Stored entries:
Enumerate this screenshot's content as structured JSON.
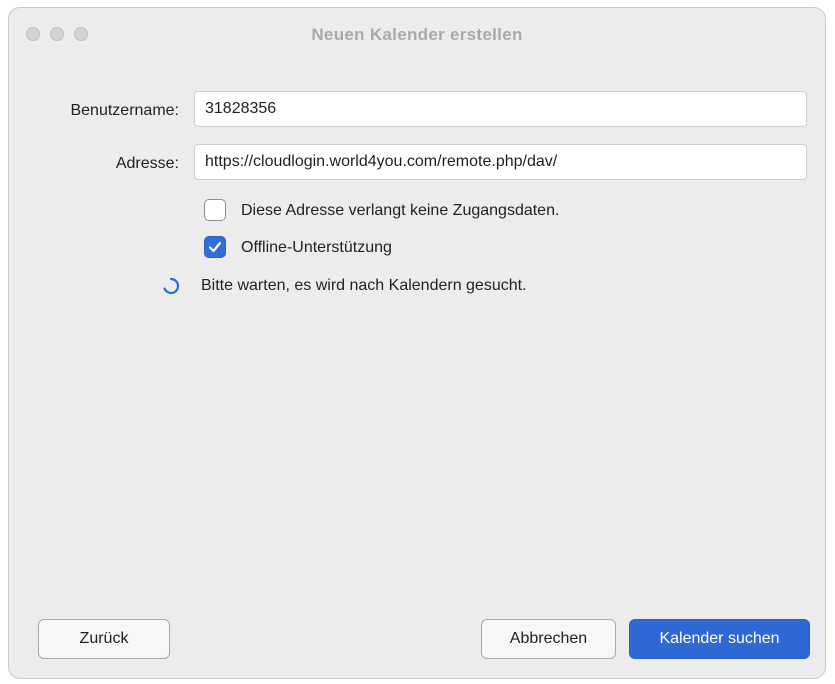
{
  "window": {
    "title": "Neuen Kalender erstellen"
  },
  "form": {
    "username_label": "Benutzername:",
    "username_value": "31828356",
    "address_label": "Adresse:",
    "address_value": "https://cloudlogin.world4you.com/remote.php/dav/"
  },
  "options": {
    "no_credentials": {
      "label": "Diese Adresse verlangt keine Zugangsdaten.",
      "checked": false
    },
    "offline_support": {
      "label": "Offline-Unterstützung",
      "checked": true
    }
  },
  "status": {
    "text": "Bitte warten, es wird nach Kalendern gesucht."
  },
  "buttons": {
    "back": "Zurück",
    "cancel": "Abbrechen",
    "search": "Kalender suchen"
  },
  "colors": {
    "accent": "#2e69d3",
    "window_bg": "#ececec"
  }
}
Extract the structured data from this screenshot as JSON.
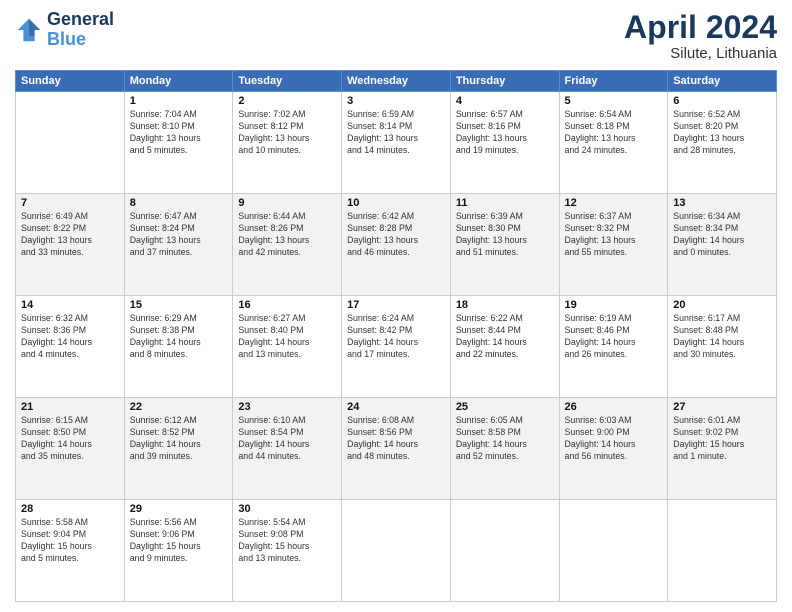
{
  "header": {
    "logo_line1": "General",
    "logo_line2": "Blue",
    "month": "April 2024",
    "location": "Silute, Lithuania"
  },
  "weekdays": [
    "Sunday",
    "Monday",
    "Tuesday",
    "Wednesday",
    "Thursday",
    "Friday",
    "Saturday"
  ],
  "weeks": [
    [
      {
        "day": "",
        "info": ""
      },
      {
        "day": "1",
        "info": "Sunrise: 7:04 AM\nSunset: 8:10 PM\nDaylight: 13 hours\nand 5 minutes."
      },
      {
        "day": "2",
        "info": "Sunrise: 7:02 AM\nSunset: 8:12 PM\nDaylight: 13 hours\nand 10 minutes."
      },
      {
        "day": "3",
        "info": "Sunrise: 6:59 AM\nSunset: 8:14 PM\nDaylight: 13 hours\nand 14 minutes."
      },
      {
        "day": "4",
        "info": "Sunrise: 6:57 AM\nSunset: 8:16 PM\nDaylight: 13 hours\nand 19 minutes."
      },
      {
        "day": "5",
        "info": "Sunrise: 6:54 AM\nSunset: 8:18 PM\nDaylight: 13 hours\nand 24 minutes."
      },
      {
        "day": "6",
        "info": "Sunrise: 6:52 AM\nSunset: 8:20 PM\nDaylight: 13 hours\nand 28 minutes."
      }
    ],
    [
      {
        "day": "7",
        "info": "Sunrise: 6:49 AM\nSunset: 8:22 PM\nDaylight: 13 hours\nand 33 minutes."
      },
      {
        "day": "8",
        "info": "Sunrise: 6:47 AM\nSunset: 8:24 PM\nDaylight: 13 hours\nand 37 minutes."
      },
      {
        "day": "9",
        "info": "Sunrise: 6:44 AM\nSunset: 8:26 PM\nDaylight: 13 hours\nand 42 minutes."
      },
      {
        "day": "10",
        "info": "Sunrise: 6:42 AM\nSunset: 8:28 PM\nDaylight: 13 hours\nand 46 minutes."
      },
      {
        "day": "11",
        "info": "Sunrise: 6:39 AM\nSunset: 8:30 PM\nDaylight: 13 hours\nand 51 minutes."
      },
      {
        "day": "12",
        "info": "Sunrise: 6:37 AM\nSunset: 8:32 PM\nDaylight: 13 hours\nand 55 minutes."
      },
      {
        "day": "13",
        "info": "Sunrise: 6:34 AM\nSunset: 8:34 PM\nDaylight: 14 hours\nand 0 minutes."
      }
    ],
    [
      {
        "day": "14",
        "info": "Sunrise: 6:32 AM\nSunset: 8:36 PM\nDaylight: 14 hours\nand 4 minutes."
      },
      {
        "day": "15",
        "info": "Sunrise: 6:29 AM\nSunset: 8:38 PM\nDaylight: 14 hours\nand 8 minutes."
      },
      {
        "day": "16",
        "info": "Sunrise: 6:27 AM\nSunset: 8:40 PM\nDaylight: 14 hours\nand 13 minutes."
      },
      {
        "day": "17",
        "info": "Sunrise: 6:24 AM\nSunset: 8:42 PM\nDaylight: 14 hours\nand 17 minutes."
      },
      {
        "day": "18",
        "info": "Sunrise: 6:22 AM\nSunset: 8:44 PM\nDaylight: 14 hours\nand 22 minutes."
      },
      {
        "day": "19",
        "info": "Sunrise: 6:19 AM\nSunset: 8:46 PM\nDaylight: 14 hours\nand 26 minutes."
      },
      {
        "day": "20",
        "info": "Sunrise: 6:17 AM\nSunset: 8:48 PM\nDaylight: 14 hours\nand 30 minutes."
      }
    ],
    [
      {
        "day": "21",
        "info": "Sunrise: 6:15 AM\nSunset: 8:50 PM\nDaylight: 14 hours\nand 35 minutes."
      },
      {
        "day": "22",
        "info": "Sunrise: 6:12 AM\nSunset: 8:52 PM\nDaylight: 14 hours\nand 39 minutes."
      },
      {
        "day": "23",
        "info": "Sunrise: 6:10 AM\nSunset: 8:54 PM\nDaylight: 14 hours\nand 44 minutes."
      },
      {
        "day": "24",
        "info": "Sunrise: 6:08 AM\nSunset: 8:56 PM\nDaylight: 14 hours\nand 48 minutes."
      },
      {
        "day": "25",
        "info": "Sunrise: 6:05 AM\nSunset: 8:58 PM\nDaylight: 14 hours\nand 52 minutes."
      },
      {
        "day": "26",
        "info": "Sunrise: 6:03 AM\nSunset: 9:00 PM\nDaylight: 14 hours\nand 56 minutes."
      },
      {
        "day": "27",
        "info": "Sunrise: 6:01 AM\nSunset: 9:02 PM\nDaylight: 15 hours\nand 1 minute."
      }
    ],
    [
      {
        "day": "28",
        "info": "Sunrise: 5:58 AM\nSunset: 9:04 PM\nDaylight: 15 hours\nand 5 minutes."
      },
      {
        "day": "29",
        "info": "Sunrise: 5:56 AM\nSunset: 9:06 PM\nDaylight: 15 hours\nand 9 minutes."
      },
      {
        "day": "30",
        "info": "Sunrise: 5:54 AM\nSunset: 9:08 PM\nDaylight: 15 hours\nand 13 minutes."
      },
      {
        "day": "",
        "info": ""
      },
      {
        "day": "",
        "info": ""
      },
      {
        "day": "",
        "info": ""
      },
      {
        "day": "",
        "info": ""
      }
    ]
  ]
}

[WHAT THE TASK ASKS] Write out the entries again, exactly as given, skipping any images.

[TASK ANSWER]
Enumerate this screenshot's content as structured JSON.
{
  "window": {
    "title": "Neuen Kalender erstellen"
  },
  "form": {
    "username_label": "Benutzername:",
    "username_value": "31828356",
    "address_label": "Adresse:",
    "address_value": "https://cloudlogin.world4you.com/remote.php/dav/"
  },
  "options": {
    "no_credentials": {
      "label": "Diese Adresse verlangt keine Zugangsdaten.",
      "checked": false
    },
    "offline_support": {
      "label": "Offline-Unterstützung",
      "checked": true
    }
  },
  "status": {
    "text": "Bitte warten, es wird nach Kalendern gesucht."
  },
  "buttons": {
    "back": "Zurück",
    "cancel": "Abbrechen",
    "search": "Kalender suchen"
  },
  "colors": {
    "accent": "#2e69d3",
    "window_bg": "#ececec"
  }
}
Extract the structured data from this screenshot as JSON.
{
  "header": {
    "logo_line1": "General",
    "logo_line2": "Blue",
    "month": "April 2024",
    "location": "Silute, Lithuania"
  },
  "weekdays": [
    "Sunday",
    "Monday",
    "Tuesday",
    "Wednesday",
    "Thursday",
    "Friday",
    "Saturday"
  ],
  "weeks": [
    [
      {
        "day": "",
        "info": ""
      },
      {
        "day": "1",
        "info": "Sunrise: 7:04 AM\nSunset: 8:10 PM\nDaylight: 13 hours\nand 5 minutes."
      },
      {
        "day": "2",
        "info": "Sunrise: 7:02 AM\nSunset: 8:12 PM\nDaylight: 13 hours\nand 10 minutes."
      },
      {
        "day": "3",
        "info": "Sunrise: 6:59 AM\nSunset: 8:14 PM\nDaylight: 13 hours\nand 14 minutes."
      },
      {
        "day": "4",
        "info": "Sunrise: 6:57 AM\nSunset: 8:16 PM\nDaylight: 13 hours\nand 19 minutes."
      },
      {
        "day": "5",
        "info": "Sunrise: 6:54 AM\nSunset: 8:18 PM\nDaylight: 13 hours\nand 24 minutes."
      },
      {
        "day": "6",
        "info": "Sunrise: 6:52 AM\nSunset: 8:20 PM\nDaylight: 13 hours\nand 28 minutes."
      }
    ],
    [
      {
        "day": "7",
        "info": "Sunrise: 6:49 AM\nSunset: 8:22 PM\nDaylight: 13 hours\nand 33 minutes."
      },
      {
        "day": "8",
        "info": "Sunrise: 6:47 AM\nSunset: 8:24 PM\nDaylight: 13 hours\nand 37 minutes."
      },
      {
        "day": "9",
        "info": "Sunrise: 6:44 AM\nSunset: 8:26 PM\nDaylight: 13 hours\nand 42 minutes."
      },
      {
        "day": "10",
        "info": "Sunrise: 6:42 AM\nSunset: 8:28 PM\nDaylight: 13 hours\nand 46 minutes."
      },
      {
        "day": "11",
        "info": "Sunrise: 6:39 AM\nSunset: 8:30 PM\nDaylight: 13 hours\nand 51 minutes."
      },
      {
        "day": "12",
        "info": "Sunrise: 6:37 AM\nSunset: 8:32 PM\nDaylight: 13 hours\nand 55 minutes."
      },
      {
        "day": "13",
        "info": "Sunrise: 6:34 AM\nSunset: 8:34 PM\nDaylight: 14 hours\nand 0 minutes."
      }
    ],
    [
      {
        "day": "14",
        "info": "Sunrise: 6:32 AM\nSunset: 8:36 PM\nDaylight: 14 hours\nand 4 minutes."
      },
      {
        "day": "15",
        "info": "Sunrise: 6:29 AM\nSunset: 8:38 PM\nDaylight: 14 hours\nand 8 minutes."
      },
      {
        "day": "16",
        "info": "Sunrise: 6:27 AM\nSunset: 8:40 PM\nDaylight: 14 hours\nand 13 minutes."
      },
      {
        "day": "17",
        "info": "Sunrise: 6:24 AM\nSunset: 8:42 PM\nDaylight: 14 hours\nand 17 minutes."
      },
      {
        "day": "18",
        "info": "Sunrise: 6:22 AM\nSunset: 8:44 PM\nDaylight: 14 hours\nand 22 minutes."
      },
      {
        "day": "19",
        "info": "Sunrise: 6:19 AM\nSunset: 8:46 PM\nDaylight: 14 hours\nand 26 minutes."
      },
      {
        "day": "20",
        "info": "Sunrise: 6:17 AM\nSunset: 8:48 PM\nDaylight: 14 hours\nand 30 minutes."
      }
    ],
    [
      {
        "day": "21",
        "info": "Sunrise: 6:15 AM\nSunset: 8:50 PM\nDaylight: 14 hours\nand 35 minutes."
      },
      {
        "day": "22",
        "info": "Sunrise: 6:12 AM\nSunset: 8:52 PM\nDaylight: 14 hours\nand 39 minutes."
      },
      {
        "day": "23",
        "info": "Sunrise: 6:10 AM\nSunset: 8:54 PM\nDaylight: 14 hours\nand 44 minutes."
      },
      {
        "day": "24",
        "info": "Sunrise: 6:08 AM\nSunset: 8:56 PM\nDaylight: 14 hours\nand 48 minutes."
      },
      {
        "day": "25",
        "info": "Sunrise: 6:05 AM\nSunset: 8:58 PM\nDaylight: 14 hours\nand 52 minutes."
      },
      {
        "day": "26",
        "info": "Sunrise: 6:03 AM\nSunset: 9:00 PM\nDaylight: 14 hours\nand 56 minutes."
      },
      {
        "day": "27",
        "info": "Sunrise: 6:01 AM\nSunset: 9:02 PM\nDaylight: 15 hours\nand 1 minute."
      }
    ],
    [
      {
        "day": "28",
        "info": "Sunrise: 5:58 AM\nSunset: 9:04 PM\nDaylight: 15 hours\nand 5 minutes."
      },
      {
        "day": "29",
        "info": "Sunrise: 5:56 AM\nSunset: 9:06 PM\nDaylight: 15 hours\nand 9 minutes."
      },
      {
        "day": "30",
        "info": "Sunrise: 5:54 AM\nSunset: 9:08 PM\nDaylight: 15 hours\nand 13 minutes."
      },
      {
        "day": "",
        "info": ""
      },
      {
        "day": "",
        "info": ""
      },
      {
        "day": "",
        "info": ""
      },
      {
        "day": "",
        "info": ""
      }
    ]
  ]
}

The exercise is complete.